SEATTLE — A day after Nordstrom’s flagship store in Seattle was vandalized and looted, the two brothers leading the company are speaking out.
Erik Nordstrom, who became CEO in March and Pete Nordstrom, the company’s president and chief brand officer, both signed the letter.
It said they were saddened and angered recent events and mentions the deaths of George Floyd, Breonna Taylor and Ahmaud Arbery. The company is pledging to amplify its efforts toward diversity and inclusions and said, “We welcome your feedback as we work to make meaningful change together.”
Here’s the full letter below:
"This is a painful time for our country and for us. The events going on around all of us are heartbreaking and we want to share a few thoughts with you.
"Like so many of you, we have been deeply saddened and angered by recent events in our country. The senseless deaths of George Floyd, Breonna Taylor, Ahmaud Arbery and too many others reflect the deeply ingrained racial prejudice and injustice that still exists in our communities today.
"It is stirring many emotions, which it should. The unnecessary and unjust killing of anyone must not be accepted. The issue of race and the experiences of too many people of color cannot be ignored. We owe it to our employees, our customers and our communities to be very clear in condemning these acts of violence. They represent a disregard for basic human rights that has no place in our communities or country, and certainly not at Nordstrom.
"We've long believed we are all made better by the diversity that exists within our communities. Our values are centered on the notion of creating a place where every customer and employee is welcome, respected, appreciated and able to be themselves.

[Stored data entries]
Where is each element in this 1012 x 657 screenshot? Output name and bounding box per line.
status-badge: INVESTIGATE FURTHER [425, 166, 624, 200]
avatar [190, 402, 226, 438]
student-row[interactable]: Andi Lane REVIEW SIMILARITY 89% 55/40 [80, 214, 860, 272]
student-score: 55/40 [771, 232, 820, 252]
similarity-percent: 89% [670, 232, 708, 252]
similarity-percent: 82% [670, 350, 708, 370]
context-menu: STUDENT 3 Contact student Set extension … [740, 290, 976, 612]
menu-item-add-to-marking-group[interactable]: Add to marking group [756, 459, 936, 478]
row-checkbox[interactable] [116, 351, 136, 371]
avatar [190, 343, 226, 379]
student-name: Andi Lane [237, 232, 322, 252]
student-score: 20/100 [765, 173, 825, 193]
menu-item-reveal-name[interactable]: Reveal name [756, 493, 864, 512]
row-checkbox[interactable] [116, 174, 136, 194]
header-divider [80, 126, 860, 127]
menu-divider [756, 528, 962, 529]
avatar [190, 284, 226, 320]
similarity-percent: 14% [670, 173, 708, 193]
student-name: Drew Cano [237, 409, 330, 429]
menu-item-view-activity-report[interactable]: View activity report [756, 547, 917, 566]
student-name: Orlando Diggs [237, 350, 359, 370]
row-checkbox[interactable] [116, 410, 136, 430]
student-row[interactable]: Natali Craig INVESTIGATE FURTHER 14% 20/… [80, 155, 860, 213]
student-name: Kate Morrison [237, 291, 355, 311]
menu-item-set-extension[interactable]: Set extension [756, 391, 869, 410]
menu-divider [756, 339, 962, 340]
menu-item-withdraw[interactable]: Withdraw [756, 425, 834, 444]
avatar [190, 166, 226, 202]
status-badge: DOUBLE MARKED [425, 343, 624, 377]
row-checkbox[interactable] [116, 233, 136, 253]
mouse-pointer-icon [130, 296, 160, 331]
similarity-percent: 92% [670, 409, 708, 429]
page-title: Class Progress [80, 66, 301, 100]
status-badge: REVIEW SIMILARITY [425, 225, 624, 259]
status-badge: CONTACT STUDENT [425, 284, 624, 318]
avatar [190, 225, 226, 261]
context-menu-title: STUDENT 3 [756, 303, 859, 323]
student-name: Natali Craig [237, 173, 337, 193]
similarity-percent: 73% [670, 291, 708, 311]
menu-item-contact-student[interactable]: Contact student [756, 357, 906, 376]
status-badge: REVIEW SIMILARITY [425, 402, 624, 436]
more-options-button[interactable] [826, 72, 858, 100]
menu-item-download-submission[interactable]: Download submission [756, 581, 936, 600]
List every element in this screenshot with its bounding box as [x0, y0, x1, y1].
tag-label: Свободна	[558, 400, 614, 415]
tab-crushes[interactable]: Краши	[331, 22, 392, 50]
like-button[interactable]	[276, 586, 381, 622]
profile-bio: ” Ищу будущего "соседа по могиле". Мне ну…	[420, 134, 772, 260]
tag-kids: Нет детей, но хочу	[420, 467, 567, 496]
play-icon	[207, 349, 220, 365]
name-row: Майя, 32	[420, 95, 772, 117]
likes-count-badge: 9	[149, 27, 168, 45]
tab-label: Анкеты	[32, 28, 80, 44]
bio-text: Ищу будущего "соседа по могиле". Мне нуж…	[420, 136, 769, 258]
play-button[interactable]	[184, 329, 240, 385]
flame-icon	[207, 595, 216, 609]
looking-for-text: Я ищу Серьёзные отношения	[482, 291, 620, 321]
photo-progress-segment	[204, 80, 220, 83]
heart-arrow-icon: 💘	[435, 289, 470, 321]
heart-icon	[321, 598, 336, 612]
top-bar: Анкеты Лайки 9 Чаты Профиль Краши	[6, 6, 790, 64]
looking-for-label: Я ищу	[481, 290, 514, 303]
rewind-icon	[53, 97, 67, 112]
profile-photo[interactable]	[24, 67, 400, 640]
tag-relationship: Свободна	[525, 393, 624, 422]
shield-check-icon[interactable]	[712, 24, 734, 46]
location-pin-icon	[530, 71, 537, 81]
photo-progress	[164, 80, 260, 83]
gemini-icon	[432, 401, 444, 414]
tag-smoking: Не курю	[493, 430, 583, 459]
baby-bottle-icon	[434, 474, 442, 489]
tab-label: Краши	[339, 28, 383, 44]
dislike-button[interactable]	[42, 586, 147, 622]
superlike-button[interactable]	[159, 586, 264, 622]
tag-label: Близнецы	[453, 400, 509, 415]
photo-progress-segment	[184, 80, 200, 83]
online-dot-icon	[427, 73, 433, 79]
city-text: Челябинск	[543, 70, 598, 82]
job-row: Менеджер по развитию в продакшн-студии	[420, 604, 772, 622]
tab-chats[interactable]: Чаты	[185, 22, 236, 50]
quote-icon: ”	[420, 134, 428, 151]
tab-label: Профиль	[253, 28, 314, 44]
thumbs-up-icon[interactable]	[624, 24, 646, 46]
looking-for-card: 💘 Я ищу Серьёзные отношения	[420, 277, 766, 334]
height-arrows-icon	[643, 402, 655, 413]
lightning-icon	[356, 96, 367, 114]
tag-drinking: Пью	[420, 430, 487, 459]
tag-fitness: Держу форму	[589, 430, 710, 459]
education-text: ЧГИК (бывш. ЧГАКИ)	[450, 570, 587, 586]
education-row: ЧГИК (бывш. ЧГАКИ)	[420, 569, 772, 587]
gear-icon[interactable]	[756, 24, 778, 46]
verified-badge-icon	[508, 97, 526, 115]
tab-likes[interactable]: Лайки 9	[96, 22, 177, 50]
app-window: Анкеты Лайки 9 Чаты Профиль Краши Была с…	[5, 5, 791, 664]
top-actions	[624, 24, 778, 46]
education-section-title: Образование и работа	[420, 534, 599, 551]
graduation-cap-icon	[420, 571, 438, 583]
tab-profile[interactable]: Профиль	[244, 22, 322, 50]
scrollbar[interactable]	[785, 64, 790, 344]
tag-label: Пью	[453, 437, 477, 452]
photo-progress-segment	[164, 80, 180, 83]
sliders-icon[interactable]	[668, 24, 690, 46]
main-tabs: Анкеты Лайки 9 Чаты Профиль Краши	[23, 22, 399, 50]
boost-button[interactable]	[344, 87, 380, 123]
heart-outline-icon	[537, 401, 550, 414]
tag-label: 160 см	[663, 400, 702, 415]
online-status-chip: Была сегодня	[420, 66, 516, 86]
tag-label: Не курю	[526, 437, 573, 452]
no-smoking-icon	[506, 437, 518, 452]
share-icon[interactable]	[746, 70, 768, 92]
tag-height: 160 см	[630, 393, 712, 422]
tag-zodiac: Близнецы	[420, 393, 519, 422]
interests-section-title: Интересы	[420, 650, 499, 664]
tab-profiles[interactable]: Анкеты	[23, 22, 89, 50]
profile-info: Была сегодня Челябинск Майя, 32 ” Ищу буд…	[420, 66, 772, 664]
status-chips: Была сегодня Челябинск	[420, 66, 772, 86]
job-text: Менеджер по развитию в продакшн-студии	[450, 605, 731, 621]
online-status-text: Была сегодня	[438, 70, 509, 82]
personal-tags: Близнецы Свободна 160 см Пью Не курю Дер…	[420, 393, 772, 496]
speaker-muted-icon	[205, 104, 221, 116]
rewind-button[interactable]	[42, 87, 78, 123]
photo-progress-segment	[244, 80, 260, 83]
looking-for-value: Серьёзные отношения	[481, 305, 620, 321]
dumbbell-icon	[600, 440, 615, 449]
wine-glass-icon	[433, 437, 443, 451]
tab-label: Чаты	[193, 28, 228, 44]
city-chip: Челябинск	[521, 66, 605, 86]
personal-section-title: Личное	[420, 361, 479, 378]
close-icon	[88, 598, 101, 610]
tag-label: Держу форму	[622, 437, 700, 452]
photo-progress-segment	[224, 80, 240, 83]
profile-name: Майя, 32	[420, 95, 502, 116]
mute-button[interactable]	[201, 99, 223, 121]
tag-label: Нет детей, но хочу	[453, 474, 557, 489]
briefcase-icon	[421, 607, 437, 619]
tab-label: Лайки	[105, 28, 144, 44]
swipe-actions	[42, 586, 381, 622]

**WORK ORDER A**
According to the Nordstrom article, in what month did Erik Nordstrom become CEO?
**WORK ORDER B**
Resume the Nordstrom article from its last sentence, carrying on the letter.
The entries have nothing to do with the Nordstrom article.

**ANSWER BOX A**
March.

**ANSWER BOX B**
"We need change. As a company, we know we have the opportunity to makes things better, which is why over the past several years we've amplified our efforts when it comes to diversity, inclusion and belonging at Nordstrom. It begins not only by speaking out, but by listening. Listening to our employees, customers and neighbors as they share what it's like to be a person of color in our country today. It's working to ensure our teams and leaders represent the diversity we seek. It's providing each and every customer who walks in our door the service and experience they expect and deserve to receive at Nordstrom.
"Our employees, particularly through our employee resource groups, are critical voices as we continue to have conversations about these important topics. Our "Courageous Conversation" forums set up by our Black Employee Network have made a big impact on both of us. These conversations aren't easy, but they've never been more important. We're grateful for the courage of our employees as they share their stories. We are proud to stand with them. We welcome your feedback as we work to make meaningful change together.”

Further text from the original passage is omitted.